▸ **WHAT TO DO**
The listing must be reproduced in full, exactly as it stands.

>> Start

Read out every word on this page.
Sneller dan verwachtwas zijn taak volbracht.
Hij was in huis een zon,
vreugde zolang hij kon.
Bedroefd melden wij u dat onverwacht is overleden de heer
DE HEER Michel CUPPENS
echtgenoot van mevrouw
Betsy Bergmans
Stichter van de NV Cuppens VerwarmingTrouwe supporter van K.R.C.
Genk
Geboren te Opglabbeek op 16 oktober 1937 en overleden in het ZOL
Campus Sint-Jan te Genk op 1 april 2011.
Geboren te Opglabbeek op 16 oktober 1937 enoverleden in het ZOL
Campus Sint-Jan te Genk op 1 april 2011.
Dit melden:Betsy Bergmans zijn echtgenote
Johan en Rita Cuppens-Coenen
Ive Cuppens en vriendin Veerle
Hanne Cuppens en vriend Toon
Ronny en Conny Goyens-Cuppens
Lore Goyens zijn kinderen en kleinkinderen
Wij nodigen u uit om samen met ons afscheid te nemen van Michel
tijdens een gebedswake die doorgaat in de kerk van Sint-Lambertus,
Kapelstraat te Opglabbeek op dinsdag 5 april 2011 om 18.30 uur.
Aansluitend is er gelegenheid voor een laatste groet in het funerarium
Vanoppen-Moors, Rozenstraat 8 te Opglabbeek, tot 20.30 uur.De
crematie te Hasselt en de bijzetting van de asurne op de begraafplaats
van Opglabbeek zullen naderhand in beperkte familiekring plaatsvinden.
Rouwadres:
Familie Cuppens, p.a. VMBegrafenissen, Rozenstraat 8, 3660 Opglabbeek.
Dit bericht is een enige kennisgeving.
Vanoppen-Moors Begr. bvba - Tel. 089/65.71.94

>> End

▸ **RIGHT ANSWER**
Read out every word on this page.
Sneller dan verwachtwas zijn taak volbracht.
Hij was in huis een zon,
vreugde zolang hij kon.
Bedroefd melden wij u dat onverwacht is overleden de heer
DE HEER Michel CUPPENS
echtgenoot van mevrouw
Betsy Bergmans
Stichter van de NV Cuppens VerwarmingTrouwe supporter van K.R.C.
Genk
Geboren te Opglabbeek op 16 oktober 1937 en overleden in het ZOL
Campus Sint-Jan te Genk op 1 april 2011.
Geboren te Opglabbeek op 16 oktober 1937 enoverleden in het ZOL
Campus Sint-Jan te Genk op 1 april 2011.
Dit melden:Betsy Bergmans zijn echtgenote
Johan en Rita Cuppens-Coenen
Ive Cuppens en vriendin Veerle
Hanne Cuppens en vriend Toon
Ronny en Conny Goyens-Cuppens
Lore Goyens zijn kinderen en kleinkinderen
Wij nodigen u uit om samen met ons afscheid te nemen van Michel
tijdens een gebedswake die doorgaat in de kerk van Sint-Lambertus,
Kapelstraat te Opglabbeek op dinsdag 5 april 2011 om 18.30 uur.
Aansluitend is er gelegenheid voor een laatste groet in het funerarium
Vanoppen-Moors, Rozenstraat 8 te Opglabbeek, tot 20.30 uur.De
crematie te Hasselt en de bijzetting van de asurne op de begraafplaats
van Opglabbeek zullen naderhand in beperkte familiekring plaatsvinden.
Rouwadres:
Familie Cuppens, p.a. VMBegrafenissen, Rozenstraat 8, 3660 Opglabbeek.
Dit bericht is een enige kennisgeving.
Vanoppen-Moors Begr. bvba - Tel. 089/65.71.94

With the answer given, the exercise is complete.